[BEGIN DATA PROVIDED]

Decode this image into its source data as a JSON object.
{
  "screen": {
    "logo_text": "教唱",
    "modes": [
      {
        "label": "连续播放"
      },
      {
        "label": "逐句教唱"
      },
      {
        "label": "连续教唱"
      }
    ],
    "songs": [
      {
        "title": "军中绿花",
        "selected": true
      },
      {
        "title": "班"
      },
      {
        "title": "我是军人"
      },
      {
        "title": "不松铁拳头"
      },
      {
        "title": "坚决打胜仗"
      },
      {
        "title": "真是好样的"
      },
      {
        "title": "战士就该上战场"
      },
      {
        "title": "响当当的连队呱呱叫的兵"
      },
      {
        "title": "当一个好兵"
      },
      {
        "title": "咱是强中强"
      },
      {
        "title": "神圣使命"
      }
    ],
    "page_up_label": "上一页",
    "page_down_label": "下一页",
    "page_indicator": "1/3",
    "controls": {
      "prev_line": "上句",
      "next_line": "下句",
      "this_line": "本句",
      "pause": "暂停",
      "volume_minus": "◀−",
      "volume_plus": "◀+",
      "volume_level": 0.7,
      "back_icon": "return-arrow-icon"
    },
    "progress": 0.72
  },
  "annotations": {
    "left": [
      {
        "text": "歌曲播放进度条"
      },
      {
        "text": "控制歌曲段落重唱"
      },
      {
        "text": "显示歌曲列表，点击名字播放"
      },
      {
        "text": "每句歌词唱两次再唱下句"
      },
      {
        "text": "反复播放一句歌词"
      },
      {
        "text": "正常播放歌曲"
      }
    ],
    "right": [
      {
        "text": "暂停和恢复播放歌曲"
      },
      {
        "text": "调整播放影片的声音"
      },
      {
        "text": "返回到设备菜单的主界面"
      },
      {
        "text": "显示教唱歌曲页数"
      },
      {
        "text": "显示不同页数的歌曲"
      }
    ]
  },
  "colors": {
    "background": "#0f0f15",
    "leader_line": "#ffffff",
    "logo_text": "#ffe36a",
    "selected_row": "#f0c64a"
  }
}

[END DATA PROVIDED]

PROBLEM → The answer is the number of lines in the preceding material that hold "title"; write that number and nothing else.

FULL RESPONSE → 11